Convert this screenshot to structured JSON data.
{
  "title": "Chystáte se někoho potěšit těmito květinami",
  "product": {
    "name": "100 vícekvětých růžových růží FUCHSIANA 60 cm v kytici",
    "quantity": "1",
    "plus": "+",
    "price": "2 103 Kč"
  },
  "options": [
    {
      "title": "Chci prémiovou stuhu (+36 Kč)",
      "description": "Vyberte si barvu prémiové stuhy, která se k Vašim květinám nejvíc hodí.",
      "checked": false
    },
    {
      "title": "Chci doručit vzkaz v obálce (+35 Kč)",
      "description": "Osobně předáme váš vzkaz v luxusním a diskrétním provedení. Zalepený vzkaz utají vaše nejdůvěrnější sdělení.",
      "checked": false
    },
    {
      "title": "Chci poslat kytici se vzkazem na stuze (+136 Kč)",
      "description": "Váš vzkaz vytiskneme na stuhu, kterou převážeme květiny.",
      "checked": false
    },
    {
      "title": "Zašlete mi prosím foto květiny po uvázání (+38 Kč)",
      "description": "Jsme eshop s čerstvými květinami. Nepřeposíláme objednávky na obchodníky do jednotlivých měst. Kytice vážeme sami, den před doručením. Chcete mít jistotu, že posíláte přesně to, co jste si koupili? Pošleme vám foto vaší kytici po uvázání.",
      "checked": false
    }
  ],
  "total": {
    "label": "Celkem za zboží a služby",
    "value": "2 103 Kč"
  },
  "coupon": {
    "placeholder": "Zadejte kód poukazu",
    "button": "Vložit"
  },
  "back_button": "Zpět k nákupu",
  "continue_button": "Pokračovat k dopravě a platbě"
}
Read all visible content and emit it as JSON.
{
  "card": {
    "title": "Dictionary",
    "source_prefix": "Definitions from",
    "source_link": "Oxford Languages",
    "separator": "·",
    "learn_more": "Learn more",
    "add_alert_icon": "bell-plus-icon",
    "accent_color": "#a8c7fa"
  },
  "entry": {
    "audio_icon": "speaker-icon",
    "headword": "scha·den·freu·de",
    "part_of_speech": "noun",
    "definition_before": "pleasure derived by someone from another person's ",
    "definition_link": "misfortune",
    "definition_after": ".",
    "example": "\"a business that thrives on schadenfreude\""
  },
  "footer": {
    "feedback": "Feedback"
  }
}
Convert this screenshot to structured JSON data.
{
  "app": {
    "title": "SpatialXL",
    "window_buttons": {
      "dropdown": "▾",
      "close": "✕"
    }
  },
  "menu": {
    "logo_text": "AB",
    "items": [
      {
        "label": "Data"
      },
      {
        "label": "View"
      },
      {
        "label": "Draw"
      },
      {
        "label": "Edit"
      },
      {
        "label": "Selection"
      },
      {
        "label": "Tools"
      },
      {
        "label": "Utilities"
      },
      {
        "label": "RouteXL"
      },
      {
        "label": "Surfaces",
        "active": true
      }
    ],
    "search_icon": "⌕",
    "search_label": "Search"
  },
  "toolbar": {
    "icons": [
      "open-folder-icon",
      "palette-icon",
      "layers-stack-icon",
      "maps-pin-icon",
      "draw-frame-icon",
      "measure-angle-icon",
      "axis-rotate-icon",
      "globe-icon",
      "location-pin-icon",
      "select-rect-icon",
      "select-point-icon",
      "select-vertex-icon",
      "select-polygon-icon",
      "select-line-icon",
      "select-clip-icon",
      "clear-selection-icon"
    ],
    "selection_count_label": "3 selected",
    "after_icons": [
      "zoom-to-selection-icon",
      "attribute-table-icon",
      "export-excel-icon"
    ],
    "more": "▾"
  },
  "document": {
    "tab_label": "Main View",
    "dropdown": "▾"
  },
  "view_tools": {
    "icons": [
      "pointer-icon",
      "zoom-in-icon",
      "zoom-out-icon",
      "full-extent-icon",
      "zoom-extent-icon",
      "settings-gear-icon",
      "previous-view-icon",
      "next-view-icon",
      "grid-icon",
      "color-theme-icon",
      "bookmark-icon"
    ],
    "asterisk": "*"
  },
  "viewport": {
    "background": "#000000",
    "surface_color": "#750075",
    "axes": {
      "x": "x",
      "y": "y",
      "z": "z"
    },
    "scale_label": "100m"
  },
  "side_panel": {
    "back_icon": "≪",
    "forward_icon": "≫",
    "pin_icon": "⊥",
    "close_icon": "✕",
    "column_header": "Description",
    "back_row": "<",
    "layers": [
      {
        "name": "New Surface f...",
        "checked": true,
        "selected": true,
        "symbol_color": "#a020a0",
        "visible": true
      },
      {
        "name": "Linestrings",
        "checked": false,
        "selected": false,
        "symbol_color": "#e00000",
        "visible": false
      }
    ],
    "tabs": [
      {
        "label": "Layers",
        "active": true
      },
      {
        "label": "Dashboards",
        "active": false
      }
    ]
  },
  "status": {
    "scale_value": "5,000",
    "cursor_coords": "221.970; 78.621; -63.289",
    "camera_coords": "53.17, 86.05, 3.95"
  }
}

■ EXERCISE PROMPT ■
All of the entries above should be written out again exactly.

■ SOLUTION ■
Convert this screenshot to structured JSON data.
{
  "title": "Chystáte se někoho potěšit těmito květinami",
  "product": {
    "name": "100 vícekvětých růžových růží FUCHSIANA 60 cm v kytici",
    "quantity": "1",
    "plus": "+",
    "price": "2 103 Kč"
  },
  "options": [
    {
      "title": "Chci prémiovou stuhu (+36 Kč)",
      "description": "Vyberte si barvu prémiové stuhy, která se k Vašim květinám nejvíc hodí.",
      "checked": false
    },
    {
      "title": "Chci doručit vzkaz v obálce (+35 Kč)",
      "description": "Osobně předáme váš vzkaz v luxusním a diskrétním provedení. Zalepený vzkaz utají vaše nejdůvěrnější sdělení.",
      "checked": false
    },
    {
      "title": "Chci poslat kytici se vzkazem na stuze (+136 Kč)",
      "description": "Váš vzkaz vytiskneme na stuhu, kterou převážeme květiny.",
      "checked": false
    },
    {
      "title": "Zašlete mi prosím foto květiny po uvázání (+38 Kč)",
      "description": "Jsme eshop s čerstvými květinami. Nepřeposíláme objednávky na obchodníky do jednotlivých měst. Kytice vážeme sami, den před doručením. Chcete mít jistotu, že posíláte přesně to, co jste si koupili? Pošleme vám foto vaší kytici po uvázání.",
      "checked": false
    }
  ],
  "total": {
    "label": "Celkem za zboží a služby",
    "value": "2 103 Kč"
  },
  "coupon": {
    "placeholder": "Zadejte kód poukazu",
    "button": "Vložit"
  },
  "back_button": "Zpět k nákupu",
  "continue_button": "Pokračovat k dopravě a platbě"
}
Read all visible content and emit it as JSON.
{
  "card": {
    "title": "Dictionary",
    "source_prefix": "Definitions from",
    "source_link": "Oxford Languages",
    "separator": "·",
    "learn_more": "Learn more",
    "add_alert_icon": "bell-plus-icon",
    "accent_color": "#a8c7fa"
  },
  "entry": {
    "audio_icon": "speaker-icon",
    "headword": "scha·den·freu·de",
    "part_of_speech": "noun",
    "definition_before": "pleasure derived by someone from another person's ",
    "definition_link": "misfortune",
    "definition_after": ".",
    "example": "\"a business that thrives on schadenfreude\""
  },
  "footer": {
    "feedback": "Feedback"
  }
}
Convert this screenshot to structured JSON data.
{
  "app": {
    "title": "SpatialXL",
    "window_buttons": {
      "dropdown": "▾",
      "close": "✕"
    }
  },
  "menu": {
    "logo_text": "AB",
    "items": [
      {
        "label": "Data"
      },
      {
        "label": "View"
      },
      {
        "label": "Draw"
      },
      {
        "label": "Edit"
      },
      {
        "label": "Selection"
      },
      {
        "label": "Tools"
      },
      {
        "label": "Utilities"
      },
      {
        "label": "RouteXL"
      },
      {
        "label": "Surfaces",
        "active": true
      }
    ],
    "search_icon": "⌕",
    "search_label": "Search"
  },
  "toolbar": {
    "icons": [
      "open-folder-icon",
      "palette-icon",
      "layers-stack-icon",
      "maps-pin-icon",
      "draw-frame-icon",
      "measure-angle-icon",
      "axis-rotate-icon",
      "globe-icon",
      "location-pin-icon",
      "select-rect-icon",
      "select-point-icon",
      "select-vertex-icon",
      "select-polygon-icon",
      "select-line-icon",
      "select-clip-icon",
      "clear-selection-icon"
    ],
    "selection_count_label": "3 selected",
    "after_icons": [
      "zoom-to-selection-icon",
      "attribute-table-icon",
      "export-excel-icon"
    ],
    "more": "▾"
  },
  "document": {
    "tab_label": "Main View",
    "dropdown": "▾"
  },
  "view_tools": {
    "icons": [
      "pointer-icon",
      "zoom-in-icon",
      "zoom-out-icon",
      "full-extent-icon",
      "zoom-extent-icon",
      "settings-gear-icon",
      "previous-view-icon",
      "next-view-icon",
      "grid-icon",
      "color-theme-icon",
      "bookmark-icon"
    ],
    "asterisk": "*"
  },
  "viewport": {
    "background": "#000000",
    "surface_color": "#750075",
    "axes": {
      "x": "x",
      "y": "y",
      "z": "z"
    },
    "scale_label": "100m"
  },
  "side_panel": {
    "back_icon": "≪",
    "forward_icon": "≫",
    "pin_icon": "⊥",
    "close_icon": "✕",
    "column_header": "Description",
    "back_row": "<",
    "layers": [
      {
        "name": "New Surface f...",
        "checked": true,
        "selected": true,
        "symbol_color": "#a020a0",
        "visible": true
      },
      {
        "name": "Linestrings",
        "checked": false,
        "selected": false,
        "symbol_color": "#e00000",
        "visible": false
      }
    ],
    "tabs": [
      {
        "label": "Layers",
        "active": true
      },
      {
        "label": "Dashboards",
        "active": false
      }
    ]
  },
  "status": {
    "scale_value": "5,000",
    "cursor_coords": "221.970; 78.621; -63.289",
    "camera_coords": "53.17, 86.05, 3.95"
  }
}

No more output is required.